Stated goal: Edit the items from the first line up to and including the line with "project-manager-input[interactable] [700, 343, 1360, 373]" so that "table-cell" becomes "grid-cell", and give those lines back with everything else unchanged.

Element boundary items:

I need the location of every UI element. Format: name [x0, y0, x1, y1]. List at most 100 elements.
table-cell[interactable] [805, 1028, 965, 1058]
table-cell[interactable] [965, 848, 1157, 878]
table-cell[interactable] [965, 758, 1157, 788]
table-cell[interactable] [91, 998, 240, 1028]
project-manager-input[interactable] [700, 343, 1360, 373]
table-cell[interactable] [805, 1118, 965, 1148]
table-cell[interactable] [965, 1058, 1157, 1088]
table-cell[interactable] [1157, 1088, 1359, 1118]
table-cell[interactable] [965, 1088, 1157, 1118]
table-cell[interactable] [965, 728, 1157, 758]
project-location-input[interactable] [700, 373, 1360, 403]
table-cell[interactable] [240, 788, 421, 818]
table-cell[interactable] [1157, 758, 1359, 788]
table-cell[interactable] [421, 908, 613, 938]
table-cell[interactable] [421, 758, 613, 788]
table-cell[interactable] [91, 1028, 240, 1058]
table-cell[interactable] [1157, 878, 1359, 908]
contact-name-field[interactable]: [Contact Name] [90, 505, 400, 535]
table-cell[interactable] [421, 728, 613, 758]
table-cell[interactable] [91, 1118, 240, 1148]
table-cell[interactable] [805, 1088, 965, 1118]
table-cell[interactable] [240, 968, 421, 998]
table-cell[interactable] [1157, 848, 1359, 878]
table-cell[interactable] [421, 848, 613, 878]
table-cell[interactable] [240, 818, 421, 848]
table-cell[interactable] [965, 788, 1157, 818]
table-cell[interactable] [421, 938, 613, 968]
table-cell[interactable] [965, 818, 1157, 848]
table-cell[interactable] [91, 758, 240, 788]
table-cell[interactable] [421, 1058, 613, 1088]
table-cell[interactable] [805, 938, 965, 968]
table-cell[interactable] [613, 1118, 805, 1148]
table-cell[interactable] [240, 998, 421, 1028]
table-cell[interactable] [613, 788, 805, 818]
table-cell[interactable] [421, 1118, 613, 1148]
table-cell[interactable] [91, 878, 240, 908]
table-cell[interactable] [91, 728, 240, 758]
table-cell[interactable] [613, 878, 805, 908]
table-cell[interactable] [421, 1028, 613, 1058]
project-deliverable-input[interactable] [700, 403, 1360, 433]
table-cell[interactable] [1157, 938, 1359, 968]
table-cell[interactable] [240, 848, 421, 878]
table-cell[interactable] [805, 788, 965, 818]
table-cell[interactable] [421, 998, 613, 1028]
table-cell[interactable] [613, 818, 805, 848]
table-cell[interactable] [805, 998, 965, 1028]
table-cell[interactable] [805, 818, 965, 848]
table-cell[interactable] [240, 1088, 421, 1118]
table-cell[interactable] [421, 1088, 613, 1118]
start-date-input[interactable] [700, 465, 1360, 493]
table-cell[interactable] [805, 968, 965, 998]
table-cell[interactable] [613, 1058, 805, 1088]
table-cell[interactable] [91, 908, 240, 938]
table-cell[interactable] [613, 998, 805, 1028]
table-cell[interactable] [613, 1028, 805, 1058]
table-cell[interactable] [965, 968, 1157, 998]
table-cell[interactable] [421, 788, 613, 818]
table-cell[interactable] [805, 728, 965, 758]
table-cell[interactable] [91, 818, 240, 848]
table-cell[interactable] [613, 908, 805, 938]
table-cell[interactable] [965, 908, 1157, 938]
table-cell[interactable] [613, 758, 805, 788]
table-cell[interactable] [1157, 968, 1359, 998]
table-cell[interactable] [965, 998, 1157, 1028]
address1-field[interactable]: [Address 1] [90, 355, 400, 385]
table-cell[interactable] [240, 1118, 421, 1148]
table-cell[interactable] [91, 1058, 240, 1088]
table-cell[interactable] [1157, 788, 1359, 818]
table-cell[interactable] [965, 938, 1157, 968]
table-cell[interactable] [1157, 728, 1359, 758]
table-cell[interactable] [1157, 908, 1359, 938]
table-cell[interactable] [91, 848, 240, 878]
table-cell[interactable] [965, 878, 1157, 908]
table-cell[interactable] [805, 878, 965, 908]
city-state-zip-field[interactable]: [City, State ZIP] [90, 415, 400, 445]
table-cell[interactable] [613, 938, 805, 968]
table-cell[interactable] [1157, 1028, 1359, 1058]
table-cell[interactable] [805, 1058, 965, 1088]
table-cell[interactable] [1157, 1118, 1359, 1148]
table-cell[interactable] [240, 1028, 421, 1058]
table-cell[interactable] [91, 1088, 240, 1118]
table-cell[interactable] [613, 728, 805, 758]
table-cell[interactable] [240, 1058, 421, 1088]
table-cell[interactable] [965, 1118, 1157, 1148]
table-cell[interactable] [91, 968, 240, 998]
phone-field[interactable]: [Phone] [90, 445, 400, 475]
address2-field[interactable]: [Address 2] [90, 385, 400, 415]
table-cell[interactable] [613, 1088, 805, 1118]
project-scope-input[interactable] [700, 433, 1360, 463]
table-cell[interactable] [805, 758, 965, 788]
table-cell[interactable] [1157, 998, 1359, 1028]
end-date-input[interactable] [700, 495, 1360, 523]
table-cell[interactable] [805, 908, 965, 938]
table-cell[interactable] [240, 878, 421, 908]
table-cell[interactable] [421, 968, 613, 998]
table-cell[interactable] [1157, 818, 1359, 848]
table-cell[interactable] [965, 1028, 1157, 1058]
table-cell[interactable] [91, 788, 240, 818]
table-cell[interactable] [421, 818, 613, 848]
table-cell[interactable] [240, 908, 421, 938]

Answer below:
I need the location of every UI element. Format: name [x0, y0, x1, y1]. List at most 100 elements.
grid-cell[interactable] [805, 1028, 965, 1058]
grid-cell[interactable] [965, 848, 1157, 878]
grid-cell[interactable] [965, 758, 1157, 788]
grid-cell[interactable] [91, 998, 240, 1028]
project-manager-input[interactable] [700, 343, 1360, 373]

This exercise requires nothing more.